# START OF Listing

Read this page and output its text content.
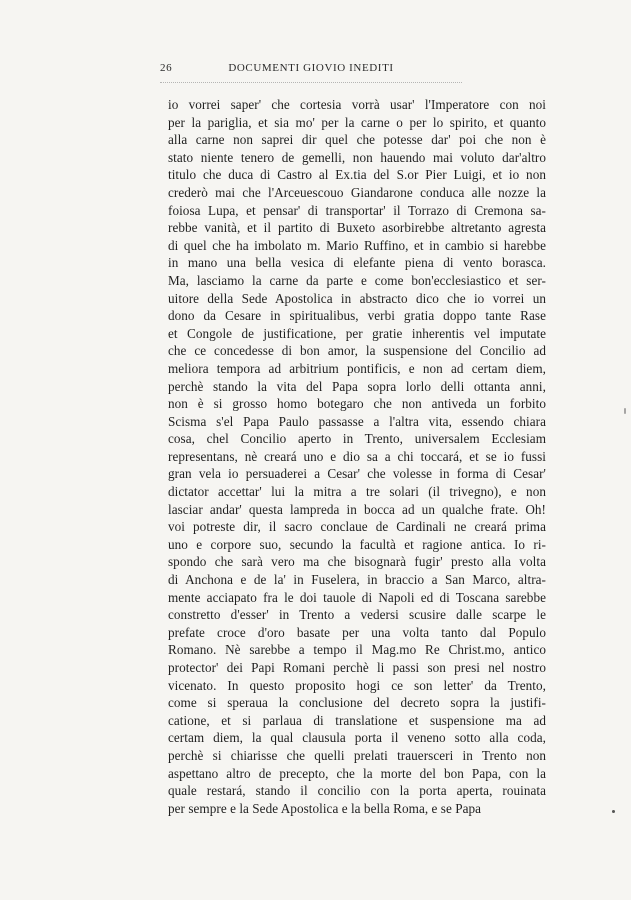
26	DOCUMENTI GIOVIO INEDITI
io vorrei saper' che cortesia vorrà usar' l'Imperatore con noi
per la pariglia, et sia mo' per la carne o per lo spirito, et quanto
alla carne non saprei dir quel che potesse dar' poi che non è
stato niente tenero de gemelli, non hauendo mai voluto dar'altro
titulo che duca di Castro al Ex.tia del S.or Pier Luigi, et io non
crederò mai che l'Arceuescouo Giandarone conduca alle nozze la
foiosa Lupa, et pensar' di transportar' il Torrazo di Cremona sa-
rebbe vanità, et il partito di Buxeto asorbirebbe altretanto agresta
di quel che ha imbolato m. Mario Ruffino, et in cambio si harebbe
in mano una bella vesica di elefante piena di vento borasca.
Ma, lasciamo la carne da parte e come bon'ecclesiastico et ser-
uitore della Sede Apostolica in abstracto dico che io vorrei un
dono da Cesare in spiritualibus, verbi gratia doppo tante Rase
et Congole de justificatione, per gratie inherentis vel imputate
che ce concedesse di bon amor, la suspensione del Concilio ad
meliora tempora ad arbitrium pontificis, e non ad certam diem,
perchè stando la vita del Papa sopra lorlo delli ottanta anni,
non è si grosso homo botegaro che non antiveda un forbito
Scisma s'el Papa Paulo passasse a l'altra vita, essendo chiara
cosa, chel Concilio aperto in Trento, universalem Ecclesiam
representans, nè creará uno e dio sa a chi toccará, et se io fussi
gran vela io persuaderei a Cesar' che volesse in forma di Cesar'
dictator accettar' lui la mitra a tre solari (il trivegno), e non
lasciar andar' questa lampreda in bocca ad un qualche frate. Oh!
voi potreste dir, il sacro conclaue de Cardinali ne creará prima
uno e corpore suo, secundo la facultà et ragione antica. Io ri-
spondo che sarà vero ma che bisognarà fugir' presto alla volta
di Anchona e de la' in Fuselera, in braccio a San Marco, altra-
mente acciapato fra le doi tauole di Napoli ed di Toscana sarebbe
constretto d'esser' in Trento a vedersi scusire dalle scarpe le
prefate croce d'oro basate per una volta tanto dal Populo
Romano. Nè sarebbe a tempo il Mag.mo Re Christ.mo, antico
protector' dei Papi Romani perchè li passi son presi nel nostro
vicenato. In questo proposito hogi ce son letter' da Trento,
come si speraua la conclusione del decreto sopra la justifi-
catione, et si parlaua di translatione et suspensione ma ad
certam diem, la qual clausula porta il veneno sotto alla coda,
perchè si chiarisse che quelli prelati trauersceri in Trento non
aspettano altro de precepto, che la morte del bon Papa, con la
quale restará, stando il concilio con la porta aperta, rouinata
per sempre e la Sede Apostolica e la bella Roma, e se Papa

# END OF Listing

- **Direction**:
Search the lines for the string "vita" and copy every line that has it.

- **Written response**:
perchè stando la vita del Papa sopra lorlo delli ottanta anni,
Scisma s'el Papa Paulo passasse a l'altra vita, essendo chiara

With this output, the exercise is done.